** Input **

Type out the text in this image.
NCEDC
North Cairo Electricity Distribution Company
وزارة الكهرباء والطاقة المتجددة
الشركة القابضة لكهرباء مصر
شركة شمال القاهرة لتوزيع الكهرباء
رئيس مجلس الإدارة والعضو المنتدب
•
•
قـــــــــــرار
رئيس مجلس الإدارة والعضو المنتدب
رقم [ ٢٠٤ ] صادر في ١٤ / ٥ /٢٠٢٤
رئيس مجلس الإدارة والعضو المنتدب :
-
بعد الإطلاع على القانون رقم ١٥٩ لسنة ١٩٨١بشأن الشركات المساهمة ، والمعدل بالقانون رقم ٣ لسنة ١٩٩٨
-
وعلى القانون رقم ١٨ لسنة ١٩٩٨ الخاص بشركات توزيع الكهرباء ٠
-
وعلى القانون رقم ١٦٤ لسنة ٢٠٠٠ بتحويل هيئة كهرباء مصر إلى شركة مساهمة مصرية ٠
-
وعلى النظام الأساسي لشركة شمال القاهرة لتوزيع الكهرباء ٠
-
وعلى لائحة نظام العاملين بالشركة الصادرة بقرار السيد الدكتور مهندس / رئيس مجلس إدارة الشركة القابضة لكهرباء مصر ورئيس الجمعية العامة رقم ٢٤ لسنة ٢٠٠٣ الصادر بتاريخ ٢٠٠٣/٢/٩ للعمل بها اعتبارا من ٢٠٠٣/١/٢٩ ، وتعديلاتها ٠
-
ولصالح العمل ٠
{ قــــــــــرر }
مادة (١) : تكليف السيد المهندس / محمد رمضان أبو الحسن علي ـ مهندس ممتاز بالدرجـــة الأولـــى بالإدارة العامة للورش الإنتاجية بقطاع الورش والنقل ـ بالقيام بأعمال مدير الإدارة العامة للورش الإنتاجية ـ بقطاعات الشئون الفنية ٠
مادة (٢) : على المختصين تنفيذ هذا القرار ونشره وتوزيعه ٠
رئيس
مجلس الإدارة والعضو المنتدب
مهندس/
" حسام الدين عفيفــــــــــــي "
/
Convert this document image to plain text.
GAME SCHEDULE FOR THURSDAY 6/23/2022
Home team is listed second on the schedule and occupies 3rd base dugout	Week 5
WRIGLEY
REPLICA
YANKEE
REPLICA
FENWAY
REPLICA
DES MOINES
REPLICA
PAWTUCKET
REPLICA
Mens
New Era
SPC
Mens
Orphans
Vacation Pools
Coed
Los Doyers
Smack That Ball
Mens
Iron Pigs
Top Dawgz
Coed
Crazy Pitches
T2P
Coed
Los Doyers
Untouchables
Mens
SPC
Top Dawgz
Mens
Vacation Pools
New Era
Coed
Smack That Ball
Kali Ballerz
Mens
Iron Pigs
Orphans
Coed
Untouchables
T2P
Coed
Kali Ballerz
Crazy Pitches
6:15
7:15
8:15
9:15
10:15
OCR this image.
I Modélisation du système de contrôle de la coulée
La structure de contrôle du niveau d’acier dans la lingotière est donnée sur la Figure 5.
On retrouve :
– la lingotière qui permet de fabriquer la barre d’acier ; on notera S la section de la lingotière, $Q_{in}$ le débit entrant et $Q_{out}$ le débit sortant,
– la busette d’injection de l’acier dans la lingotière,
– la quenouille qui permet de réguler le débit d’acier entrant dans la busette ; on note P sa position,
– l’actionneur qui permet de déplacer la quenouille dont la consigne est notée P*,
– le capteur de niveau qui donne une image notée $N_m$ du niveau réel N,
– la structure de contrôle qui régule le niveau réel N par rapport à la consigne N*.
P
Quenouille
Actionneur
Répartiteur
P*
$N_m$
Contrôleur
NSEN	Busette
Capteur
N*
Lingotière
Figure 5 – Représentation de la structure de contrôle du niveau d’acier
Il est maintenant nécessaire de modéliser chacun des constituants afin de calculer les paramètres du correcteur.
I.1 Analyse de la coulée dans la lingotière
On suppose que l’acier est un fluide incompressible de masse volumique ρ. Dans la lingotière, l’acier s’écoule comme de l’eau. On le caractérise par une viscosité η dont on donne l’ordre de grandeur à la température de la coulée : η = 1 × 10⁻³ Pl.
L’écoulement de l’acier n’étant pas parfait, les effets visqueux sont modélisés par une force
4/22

** To be done **
In the entries above, find every line with the word "text" and list it.

** The result **
Type out the text in this image.
Convert this document image to plain text.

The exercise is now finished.